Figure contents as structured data

---

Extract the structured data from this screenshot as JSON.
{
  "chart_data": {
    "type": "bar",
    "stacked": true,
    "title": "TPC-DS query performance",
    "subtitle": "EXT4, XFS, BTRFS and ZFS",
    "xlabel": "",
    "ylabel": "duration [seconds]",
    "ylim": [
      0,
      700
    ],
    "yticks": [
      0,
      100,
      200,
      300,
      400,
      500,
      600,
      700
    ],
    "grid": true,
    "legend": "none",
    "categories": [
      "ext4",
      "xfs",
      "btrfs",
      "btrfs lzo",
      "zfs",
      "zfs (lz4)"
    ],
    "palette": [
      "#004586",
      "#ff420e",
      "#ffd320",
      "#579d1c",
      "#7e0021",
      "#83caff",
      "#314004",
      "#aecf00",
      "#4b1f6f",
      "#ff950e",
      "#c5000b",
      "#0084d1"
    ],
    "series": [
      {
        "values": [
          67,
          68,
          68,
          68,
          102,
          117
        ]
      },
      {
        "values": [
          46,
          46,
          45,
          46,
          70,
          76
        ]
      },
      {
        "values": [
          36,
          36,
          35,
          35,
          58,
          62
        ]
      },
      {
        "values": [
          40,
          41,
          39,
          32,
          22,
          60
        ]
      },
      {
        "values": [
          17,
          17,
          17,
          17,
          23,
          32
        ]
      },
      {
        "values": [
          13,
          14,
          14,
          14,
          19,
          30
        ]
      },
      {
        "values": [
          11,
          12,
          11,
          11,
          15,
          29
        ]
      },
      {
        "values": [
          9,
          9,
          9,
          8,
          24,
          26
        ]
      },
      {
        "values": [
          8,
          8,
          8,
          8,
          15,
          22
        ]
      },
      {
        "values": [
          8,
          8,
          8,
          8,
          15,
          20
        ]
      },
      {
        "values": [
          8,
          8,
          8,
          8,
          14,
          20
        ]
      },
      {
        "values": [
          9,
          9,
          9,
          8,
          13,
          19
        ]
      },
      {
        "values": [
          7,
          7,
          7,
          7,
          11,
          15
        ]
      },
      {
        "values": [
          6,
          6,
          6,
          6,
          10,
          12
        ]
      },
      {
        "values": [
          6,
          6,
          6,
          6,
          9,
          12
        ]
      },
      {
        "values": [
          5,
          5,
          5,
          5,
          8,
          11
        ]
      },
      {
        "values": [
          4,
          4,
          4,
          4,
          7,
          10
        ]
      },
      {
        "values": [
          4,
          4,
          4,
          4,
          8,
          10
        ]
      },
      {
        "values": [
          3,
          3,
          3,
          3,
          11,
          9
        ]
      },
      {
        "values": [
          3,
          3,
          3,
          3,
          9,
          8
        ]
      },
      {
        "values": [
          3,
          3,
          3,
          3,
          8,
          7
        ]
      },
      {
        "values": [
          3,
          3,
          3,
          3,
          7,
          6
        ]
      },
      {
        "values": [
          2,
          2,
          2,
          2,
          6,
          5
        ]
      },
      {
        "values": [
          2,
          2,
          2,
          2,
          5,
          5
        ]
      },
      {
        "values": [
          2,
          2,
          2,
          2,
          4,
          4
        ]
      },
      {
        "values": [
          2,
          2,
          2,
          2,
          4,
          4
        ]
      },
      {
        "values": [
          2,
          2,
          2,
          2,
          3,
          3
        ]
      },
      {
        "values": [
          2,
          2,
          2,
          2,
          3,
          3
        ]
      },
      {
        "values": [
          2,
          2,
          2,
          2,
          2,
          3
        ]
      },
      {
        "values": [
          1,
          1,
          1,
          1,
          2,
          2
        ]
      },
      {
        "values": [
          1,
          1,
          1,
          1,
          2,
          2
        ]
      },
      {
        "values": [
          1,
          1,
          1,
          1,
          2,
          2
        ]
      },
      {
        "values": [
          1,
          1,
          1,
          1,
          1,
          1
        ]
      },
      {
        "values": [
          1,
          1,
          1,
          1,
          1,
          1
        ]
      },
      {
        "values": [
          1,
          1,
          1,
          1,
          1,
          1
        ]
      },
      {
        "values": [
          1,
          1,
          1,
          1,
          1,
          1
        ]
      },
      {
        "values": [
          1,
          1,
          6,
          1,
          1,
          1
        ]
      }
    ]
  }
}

---

**Request:** Word for word, restate all of the data shown above.

**Task result:**
Extract the structured data from this screenshot as JSON.
{
  "chart_data": {
    "type": "bar",
    "stacked": true,
    "title": "TPC-DS query performance",
    "subtitle": "EXT4, XFS, BTRFS and ZFS",
    "xlabel": "",
    "ylabel": "duration [seconds]",
    "ylim": [
      0,
      700
    ],
    "yticks": [
      0,
      100,
      200,
      300,
      400,
      500,
      600,
      700
    ],
    "grid": true,
    "legend": "none",
    "categories": [
      "ext4",
      "xfs",
      "btrfs",
      "btrfs lzo",
      "zfs",
      "zfs (lz4)"
    ],
    "palette": [
      "#004586",
      "#ff420e",
      "#ffd320",
      "#579d1c",
      "#7e0021",
      "#83caff",
      "#314004",
      "#aecf00",
      "#4b1f6f",
      "#ff950e",
      "#c5000b",
      "#0084d1"
    ],
    "series": [
      {
        "values": [
          67,
          68,
          68,
          68,
          102,
          117
        ]
      },
      {
        "values": [
          46,
          46,
          45,
          46,
          70,
          76
        ]
      },
      {
        "values": [
          36,
          36,
          35,
          35,
          58,
          62
        ]
      },
      {
        "values": [
          40,
          41,
          39,
          32,
          22,
          60
        ]
      },
      {
        "values": [
          17,
          17,
          17,
          17,
          23,
          32
        ]
      },
      {
        "values": [
          13,
          14,
          14,
          14,
          19,
          30
        ]
      },
      {
        "values": [
          11,
          12,
          11,
          11,
          15,
          29
        ]
      },
      {
        "values": [
          9,
          9,
          9,
          8,
          24,
          26
        ]
      },
      {
        "values": [
          8,
          8,
          8,
          8,
          15,
          22
        ]
      },
      {
        "values": [
          8,
          8,
          8,
          8,
          15,
          20
        ]
      },
      {
        "values": [
          8,
          8,
          8,
          8,
          14,
          20
        ]
      },
      {
        "values": [
          9,
          9,
          9,
          8,
          13,
          19
        ]
      },
      {
        "values": [
          7,
          7,
          7,
          7,
          11,
          15
        ]
      },
      {
        "values": [
          6,
          6,
          6,
          6,
          10,
          12
        ]
      },
      {
        "values": [
          6,
          6,
          6,
          6,
          9,
          12
        ]
      },
      {
        "values": [
          5,
          5,
          5,
          5,
          8,
          11
        ]
      },
      {
        "values": [
          4,
          4,
          4,
          4,
          7,
          10
        ]
      },
      {
        "values": [
          4,
          4,
          4,
          4,
          8,
          10
        ]
      },
      {
        "values": [
          3,
          3,
          3,
          3,
          11,
          9
        ]
      },
      {
        "values": [
          3,
          3,
          3,
          3,
          9,
          8
        ]
      },
      {
        "values": [
          3,
          3,
          3,
          3,
          8,
          7
        ]
      },
      {
        "values": [
          3,
          3,
          3,
          3,
          7,
          6
        ]
      },
      {
        "values": [
          2,
          2,
          2,
          2,
          6,
          5
        ]
      },
      {
        "values": [
          2,
          2,
          2,
          2,
          5,
          5
        ]
      },
      {
        "values": [
          2,
          2,
          2,
          2,
          4,
          4
        ]
      },
      {
        "values": [
          2,
          2,
          2,
          2,
          4,
          4
        ]
      },
      {
        "values": [
          2,
          2,
          2,
          2,
          3,
          3
        ]
      },
      {
        "values": [
          2,
          2,
          2,
          2,
          3,
          3
        ]
      },
      {
        "values": [
          2,
          2,
          2,
          2,
          2,
          3
        ]
      },
      {
        "values": [
          1,
          1,
          1,
          1,
          2,
          2
        ]
      },
      {
        "values": [
          1,
          1,
          1,
          1,
          2,
          2
        ]
      },
      {
        "values": [
          1,
          1,
          1,
          1,
          2,
          2
        ]
      },
      {
        "values": [
          1,
          1,
          1,
          1,
          1,
          1
        ]
      },
      {
        "values": [
          1,
          1,
          1,
          1,
          1,
          1
        ]
      },
      {
        "values": [
          1,
          1,
          1,
          1,
          1,
          1
        ]
      },
      {
        "values": [
          1,
          1,
          1,
          1,
          1,
          1
        ]
      },
      {
        "values": [
          1,
          1,
          6,
          1,
          1,
          1
        ]
      }
    ]
  }
}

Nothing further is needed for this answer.